So wird in den aristophanischen Komödien deutlich, wie sehr das Schlagen von Sklaven (auch für kleine Vergehen) bzw. die Androhung von Schlägen durch ihre Herren im antiken Athen gang und gebe war.
So z.B. in den Wolken:
Sklave: „In unserer Lamp’ ist nicht ein Tropfen Öl!“
Strepsiades: „Was brennst du denn auch die versoffne Ampel? Komm her, ich will dir!“
Sklave: „Aber, Herr, warum denn?“
Interessant ist auch ein Vers im Plutos, in dem der Sklave Karion seine Stellung reflektiert: „So will’s das Schicksal! Meines Leibes Herr bin ich nicht selber, sonden wer ihn kauft. – Nun, sei es drum!“19 Bei aller oben geschilderten Freiheit der Rede stellt er sein Dasein als Sklave nie in Frage, sondern nimmt es als unabänderlich, als schicksalshaft hin.
2.2 Stadt und Land
Die meisten Komödien des Aristophanes stammen aus der Zeit des Peloponnesischen Krieges, einer Zeit der besonderen Belastungen des Verhältnisses zwischen Stadt- und Landbevölkerung, waren doch aufgrund der spartanischen Besetzung Attikas immer wieder unzählige Bauern mit ihren Familien und ihrem Gesinde gezwungen, hinter den „langen Mauern“ Athens vorübergehend Zuflucht zu suchen. Ein solcher Flüchtling scheint in den Wolken Strebsiades zu sein, der, obwohl neben Sokrates wohnend, eigentlich auf dem Land lebt: „Was hatt´ ich für ein hübsches Bauernleben…“20 und einige Zeilen später: „Pardon, ich wohn weit draußen auf dem Dorf“21. Das gemeinsame Leben in der Stadt verändert die Beziehung zwischen Herren und den Knechten, die nichts mehr zu tun haben, was gleich am Anfang der Wolken deutlich wird: Strepsiades: „Den Hahn hab ich doch längst schon krähn gehört. Die Knechte schnarchen noch! Gab´s sowas eh? Hol dich, du Krieg, die Pest — aus vielen Gründen; jetzt darf man so ´nen Kerl noch nicht mal hau´n!“22 Letzteres deutet auf eine zunehmende Aufmüpfigkeit der Knechte (=Sklaven) hin, die auch noch zum Feind überzulaufen drohen23.
# # # # # # #
AUFGABEN:
a: Nenne alle Anmerkungsziffern, die im Textauszug direkt auf ein Zitat oder eine Aussage folgen.
b: Wiederhole den Abschnitt aus dem Textauszug, der bei den Worten „So z.B. in den“ einsetzt, und höre nach „als schicksalshaft hin.“ auf.
Die Einträge stammen aus einer anderen Quelle als der Textauszug.

BEREITGESTELLTE EINTRÄGE:
# # # # # # #
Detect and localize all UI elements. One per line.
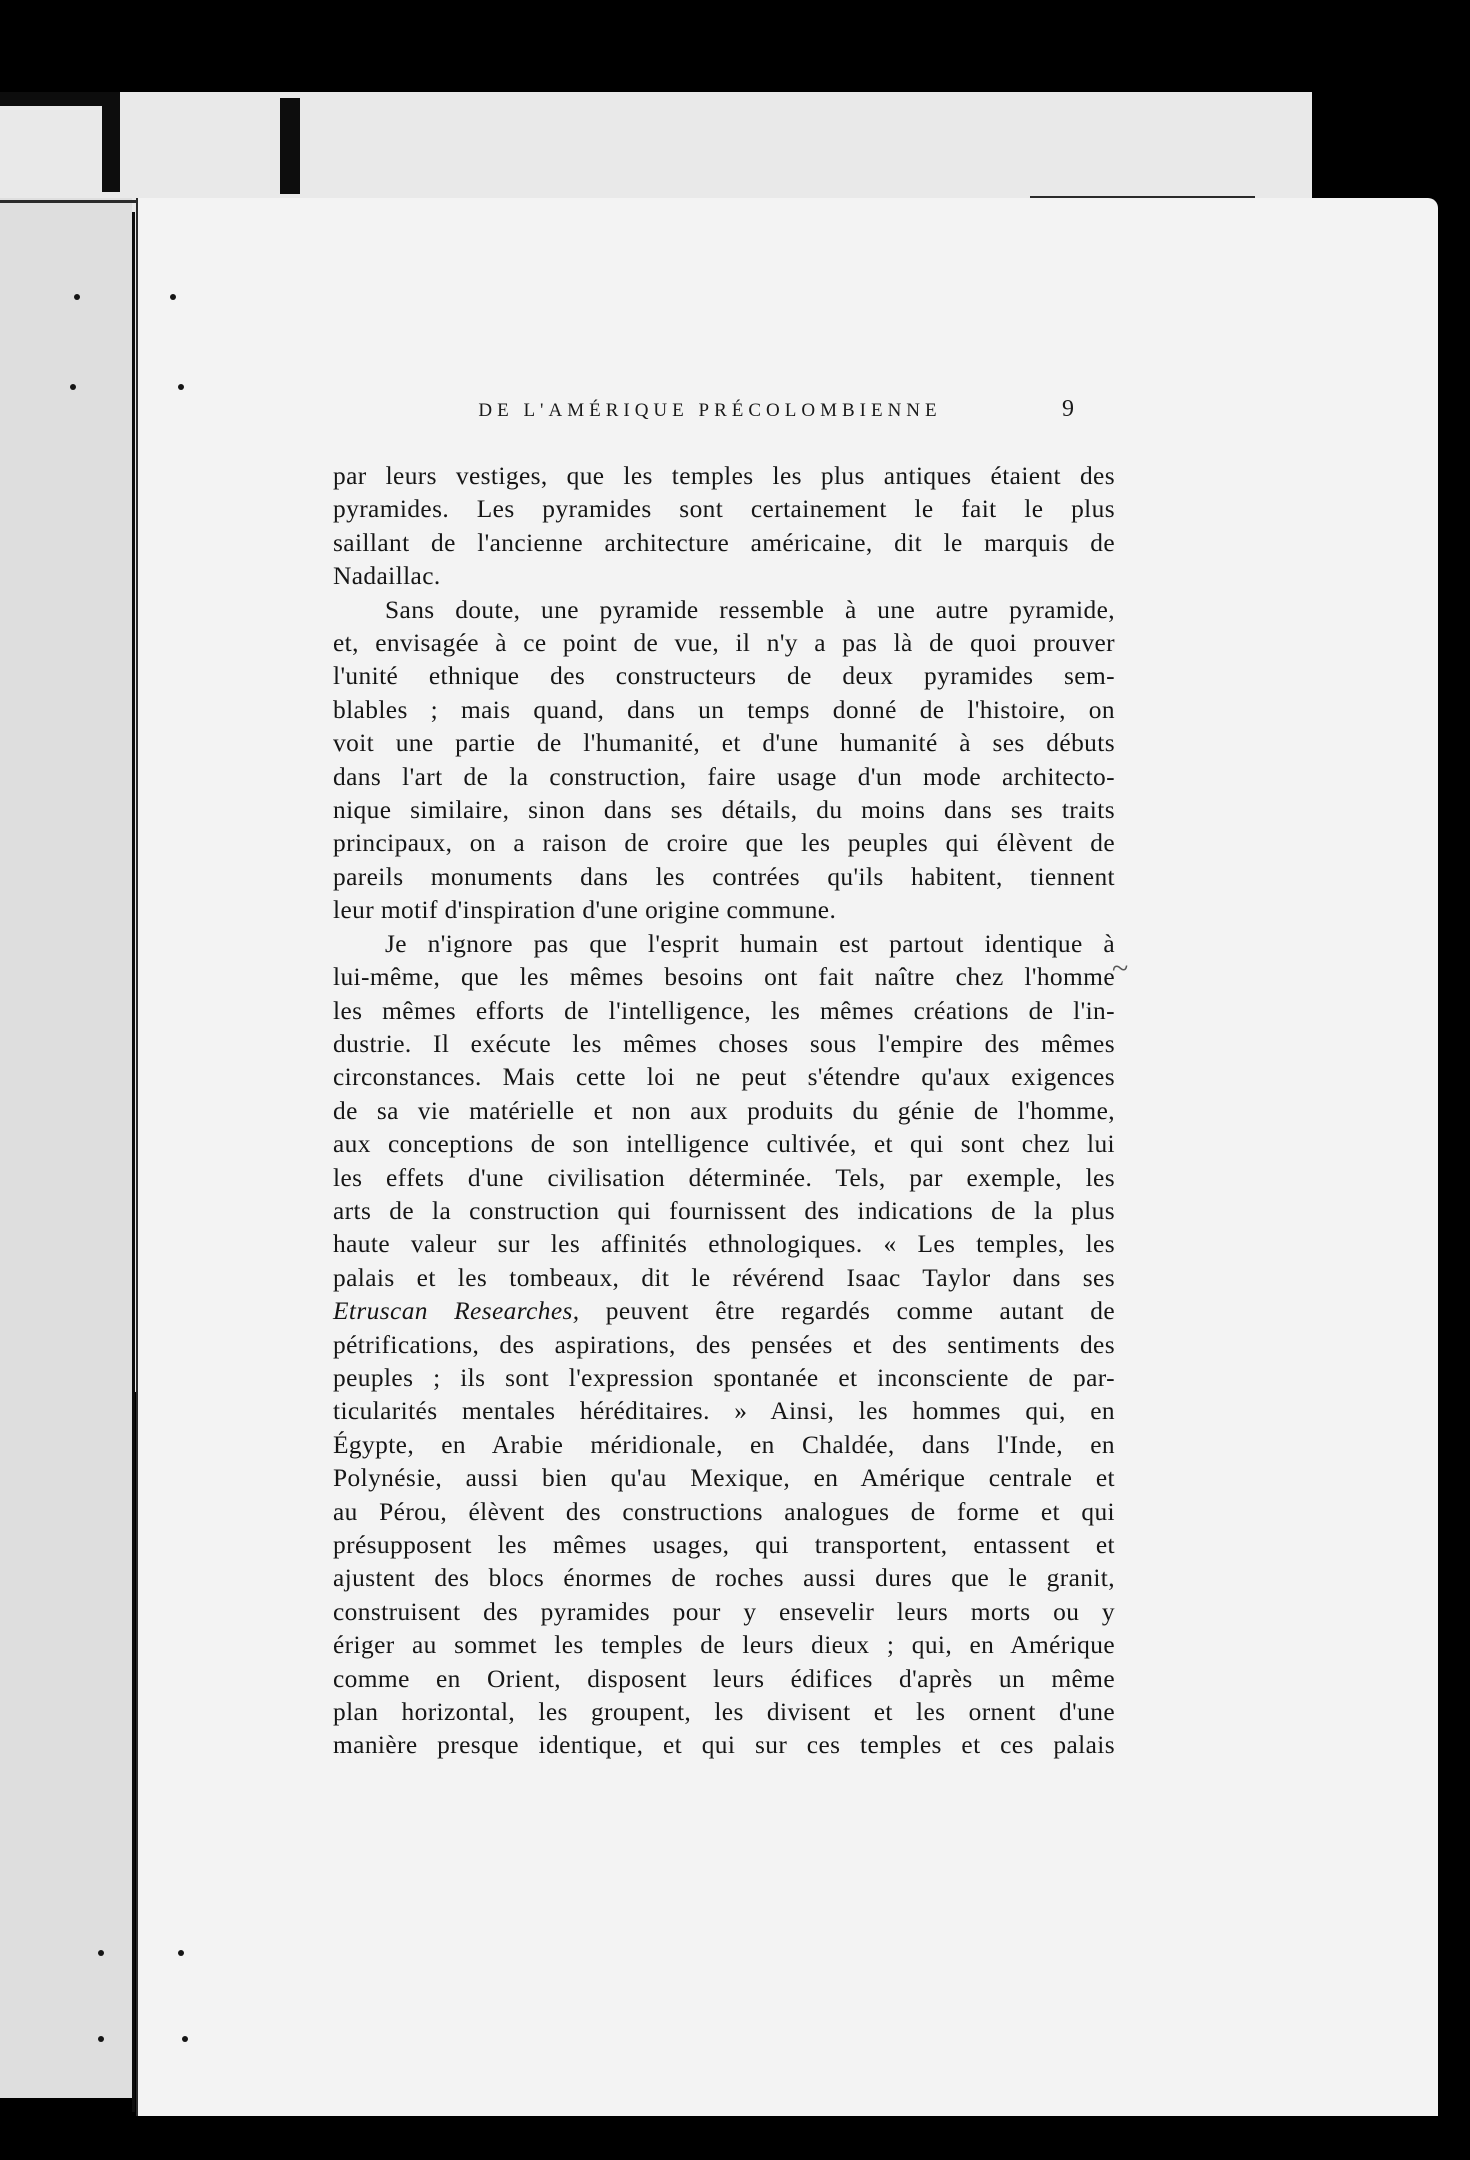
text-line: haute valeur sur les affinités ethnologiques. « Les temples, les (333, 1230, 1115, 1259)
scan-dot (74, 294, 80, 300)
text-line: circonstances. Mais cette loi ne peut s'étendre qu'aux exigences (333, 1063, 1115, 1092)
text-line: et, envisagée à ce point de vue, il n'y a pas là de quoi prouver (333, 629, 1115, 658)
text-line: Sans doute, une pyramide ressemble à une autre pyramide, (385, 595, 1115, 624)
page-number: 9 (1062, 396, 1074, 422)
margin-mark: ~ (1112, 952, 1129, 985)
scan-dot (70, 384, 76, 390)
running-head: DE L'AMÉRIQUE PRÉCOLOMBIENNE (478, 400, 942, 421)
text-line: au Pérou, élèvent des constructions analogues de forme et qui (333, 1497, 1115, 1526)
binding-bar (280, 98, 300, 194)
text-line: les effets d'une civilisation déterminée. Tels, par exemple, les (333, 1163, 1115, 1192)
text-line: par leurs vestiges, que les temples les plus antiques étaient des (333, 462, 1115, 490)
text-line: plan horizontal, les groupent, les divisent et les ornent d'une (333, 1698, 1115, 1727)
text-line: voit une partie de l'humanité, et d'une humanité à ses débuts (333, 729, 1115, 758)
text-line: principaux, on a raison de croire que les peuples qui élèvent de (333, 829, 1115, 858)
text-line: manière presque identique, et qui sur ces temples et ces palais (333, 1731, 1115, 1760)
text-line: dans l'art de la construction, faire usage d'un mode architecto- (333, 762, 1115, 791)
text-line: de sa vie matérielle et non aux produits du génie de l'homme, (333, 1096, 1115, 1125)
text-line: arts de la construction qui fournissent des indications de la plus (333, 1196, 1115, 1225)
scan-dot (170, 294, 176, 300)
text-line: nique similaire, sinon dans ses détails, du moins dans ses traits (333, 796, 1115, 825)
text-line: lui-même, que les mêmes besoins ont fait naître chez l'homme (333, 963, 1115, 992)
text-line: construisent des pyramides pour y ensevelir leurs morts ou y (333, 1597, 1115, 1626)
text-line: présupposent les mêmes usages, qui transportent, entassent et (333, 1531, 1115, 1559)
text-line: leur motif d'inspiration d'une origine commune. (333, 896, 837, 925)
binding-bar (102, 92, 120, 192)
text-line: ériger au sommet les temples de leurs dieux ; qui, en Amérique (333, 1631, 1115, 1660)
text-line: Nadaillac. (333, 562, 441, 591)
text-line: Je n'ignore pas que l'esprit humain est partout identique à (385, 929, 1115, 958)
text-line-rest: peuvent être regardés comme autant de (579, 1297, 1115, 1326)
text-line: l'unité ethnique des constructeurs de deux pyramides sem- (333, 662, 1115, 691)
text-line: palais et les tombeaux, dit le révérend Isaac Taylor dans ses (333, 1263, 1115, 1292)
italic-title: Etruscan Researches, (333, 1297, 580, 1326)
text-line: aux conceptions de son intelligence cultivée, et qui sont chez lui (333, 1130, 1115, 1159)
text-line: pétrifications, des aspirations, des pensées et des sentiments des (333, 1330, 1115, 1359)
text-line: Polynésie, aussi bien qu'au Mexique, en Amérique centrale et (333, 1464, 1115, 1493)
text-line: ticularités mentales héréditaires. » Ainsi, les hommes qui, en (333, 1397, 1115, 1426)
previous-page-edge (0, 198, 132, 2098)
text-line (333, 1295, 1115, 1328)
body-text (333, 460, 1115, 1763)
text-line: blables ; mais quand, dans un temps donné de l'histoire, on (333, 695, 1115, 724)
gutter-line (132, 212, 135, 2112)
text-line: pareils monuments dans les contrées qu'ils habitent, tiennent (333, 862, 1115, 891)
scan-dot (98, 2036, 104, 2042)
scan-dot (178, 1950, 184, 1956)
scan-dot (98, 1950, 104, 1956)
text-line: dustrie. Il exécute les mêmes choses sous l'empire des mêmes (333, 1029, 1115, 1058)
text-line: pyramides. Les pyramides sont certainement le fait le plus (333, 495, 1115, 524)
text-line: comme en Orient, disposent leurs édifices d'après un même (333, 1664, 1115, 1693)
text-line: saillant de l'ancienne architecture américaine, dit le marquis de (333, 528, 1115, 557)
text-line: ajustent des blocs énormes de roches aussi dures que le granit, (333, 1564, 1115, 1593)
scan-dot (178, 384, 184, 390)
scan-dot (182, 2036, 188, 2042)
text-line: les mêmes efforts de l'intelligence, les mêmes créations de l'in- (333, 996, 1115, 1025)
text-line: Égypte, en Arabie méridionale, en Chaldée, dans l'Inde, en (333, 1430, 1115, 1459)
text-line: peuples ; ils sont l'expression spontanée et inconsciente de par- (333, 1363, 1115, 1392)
# # # # # # #
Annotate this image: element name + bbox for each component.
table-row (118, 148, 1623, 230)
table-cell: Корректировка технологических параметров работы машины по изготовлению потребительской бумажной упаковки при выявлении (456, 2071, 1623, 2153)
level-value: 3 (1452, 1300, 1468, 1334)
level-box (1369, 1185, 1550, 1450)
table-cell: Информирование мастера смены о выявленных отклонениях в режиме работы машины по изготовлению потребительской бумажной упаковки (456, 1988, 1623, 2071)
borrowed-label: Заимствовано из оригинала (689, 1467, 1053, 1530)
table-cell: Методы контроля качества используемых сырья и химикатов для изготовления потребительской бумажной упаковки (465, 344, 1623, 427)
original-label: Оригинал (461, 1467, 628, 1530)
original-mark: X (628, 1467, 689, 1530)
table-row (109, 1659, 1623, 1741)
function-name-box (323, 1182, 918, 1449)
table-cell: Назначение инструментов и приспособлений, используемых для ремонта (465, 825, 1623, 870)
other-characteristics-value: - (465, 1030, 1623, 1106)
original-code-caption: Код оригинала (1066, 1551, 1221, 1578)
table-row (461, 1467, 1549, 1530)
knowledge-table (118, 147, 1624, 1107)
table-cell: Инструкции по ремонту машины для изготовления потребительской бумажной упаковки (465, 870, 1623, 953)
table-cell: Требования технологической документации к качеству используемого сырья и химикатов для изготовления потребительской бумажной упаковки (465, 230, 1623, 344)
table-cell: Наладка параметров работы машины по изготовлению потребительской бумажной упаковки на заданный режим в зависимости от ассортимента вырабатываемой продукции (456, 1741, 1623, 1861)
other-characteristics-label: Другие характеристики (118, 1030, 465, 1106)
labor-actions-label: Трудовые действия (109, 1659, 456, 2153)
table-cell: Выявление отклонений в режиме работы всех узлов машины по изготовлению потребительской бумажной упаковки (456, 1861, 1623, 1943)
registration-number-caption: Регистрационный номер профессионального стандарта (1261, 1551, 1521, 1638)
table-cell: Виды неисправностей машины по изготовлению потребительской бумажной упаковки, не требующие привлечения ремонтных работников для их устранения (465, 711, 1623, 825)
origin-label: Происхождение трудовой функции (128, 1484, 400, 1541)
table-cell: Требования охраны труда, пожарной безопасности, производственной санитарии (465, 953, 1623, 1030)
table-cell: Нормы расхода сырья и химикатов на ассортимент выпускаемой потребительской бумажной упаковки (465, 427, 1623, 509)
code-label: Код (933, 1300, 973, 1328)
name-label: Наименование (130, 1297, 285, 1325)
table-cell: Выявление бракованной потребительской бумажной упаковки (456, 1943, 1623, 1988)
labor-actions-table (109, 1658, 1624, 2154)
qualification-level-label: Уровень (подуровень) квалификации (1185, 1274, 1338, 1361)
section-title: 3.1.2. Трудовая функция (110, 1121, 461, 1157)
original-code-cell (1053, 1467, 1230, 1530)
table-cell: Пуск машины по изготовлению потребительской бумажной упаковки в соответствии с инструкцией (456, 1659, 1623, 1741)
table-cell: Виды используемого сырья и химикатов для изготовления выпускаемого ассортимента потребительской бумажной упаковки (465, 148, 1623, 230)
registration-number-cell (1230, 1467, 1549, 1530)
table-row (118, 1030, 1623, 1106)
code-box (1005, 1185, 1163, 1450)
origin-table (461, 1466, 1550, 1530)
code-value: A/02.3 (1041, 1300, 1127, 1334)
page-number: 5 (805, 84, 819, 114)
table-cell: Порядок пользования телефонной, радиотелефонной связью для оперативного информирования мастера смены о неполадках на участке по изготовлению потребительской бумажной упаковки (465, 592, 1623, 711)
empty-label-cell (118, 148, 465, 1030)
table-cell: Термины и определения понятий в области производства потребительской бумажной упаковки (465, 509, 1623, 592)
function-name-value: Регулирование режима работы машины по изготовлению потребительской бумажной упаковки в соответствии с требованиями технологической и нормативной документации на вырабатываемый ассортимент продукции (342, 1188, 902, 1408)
# # # # # # #
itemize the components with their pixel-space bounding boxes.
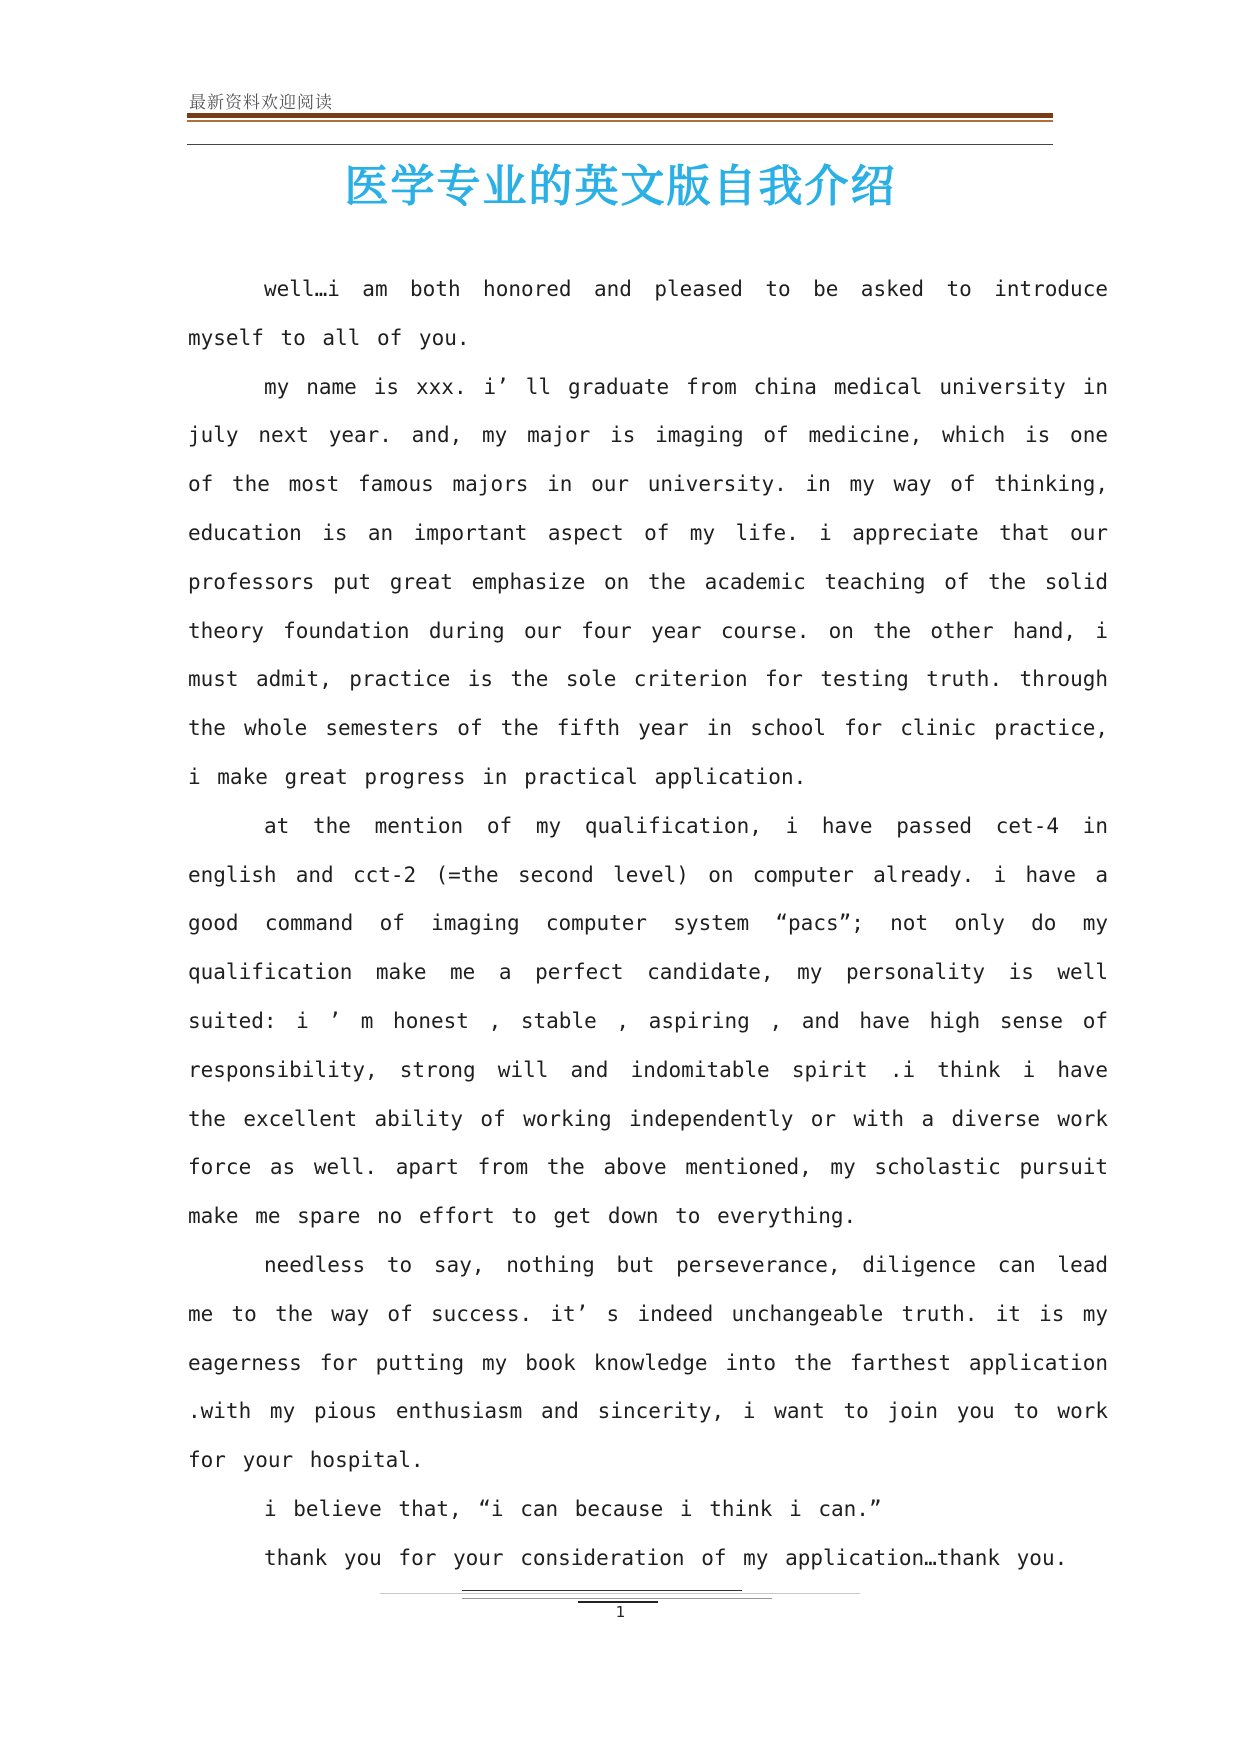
# # # # # # #
ENDERGEBNISSE:
a: 19, 20, 21, 22, 23

b:
So z.B. in den Wolken:
Sklave: „In unserer Lamp’ ist nicht ein Tropfen Öl!“
Strepsiades: „Was brennst du denn auch die versoffne Ampel? Komm her, ich will dir!“
Sklave: „Aber, Herr, warum denn?“
Interessant ist auch ein Vers im Plutos, in dem der Sklave Karion seine Stellung reflektiert: „So will’s das Schicksal! Meines Leibes Herr bin ich nicht selber, sonden wer ihn kauft. – Nun, sei es drum!“19 Bei aller oben geschilderten Freiheit der Rede stellt er sein Dasein als Sklave nie in Frage, sondern nimmt es als unabänderlich, als schicksalshaft hin.